## What the exercise asks
For this exercise, copy out each line of the material below that includes "value".

══ Stored records ══

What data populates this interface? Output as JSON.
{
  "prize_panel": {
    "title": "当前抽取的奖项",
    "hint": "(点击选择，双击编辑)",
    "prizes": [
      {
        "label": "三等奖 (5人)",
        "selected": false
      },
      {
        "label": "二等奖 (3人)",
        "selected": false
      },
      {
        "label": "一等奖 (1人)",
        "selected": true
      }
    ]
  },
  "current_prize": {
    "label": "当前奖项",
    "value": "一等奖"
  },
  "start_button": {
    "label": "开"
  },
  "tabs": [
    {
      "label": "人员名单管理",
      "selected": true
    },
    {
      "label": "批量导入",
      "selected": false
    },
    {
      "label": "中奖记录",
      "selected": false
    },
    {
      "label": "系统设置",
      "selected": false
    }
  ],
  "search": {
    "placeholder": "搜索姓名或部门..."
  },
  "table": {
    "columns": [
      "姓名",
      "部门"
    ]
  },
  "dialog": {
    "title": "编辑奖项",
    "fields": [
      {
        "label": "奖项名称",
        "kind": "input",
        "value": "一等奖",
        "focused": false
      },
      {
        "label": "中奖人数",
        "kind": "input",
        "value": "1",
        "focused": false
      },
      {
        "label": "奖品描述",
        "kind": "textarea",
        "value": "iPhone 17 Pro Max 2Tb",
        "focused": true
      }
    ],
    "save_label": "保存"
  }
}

═══

## Response to this exercise
    "value": "一等奖"
        "value": "一等奖",
        "value": "1",
        "value": "iPhone 17 Pro Max 2Tb",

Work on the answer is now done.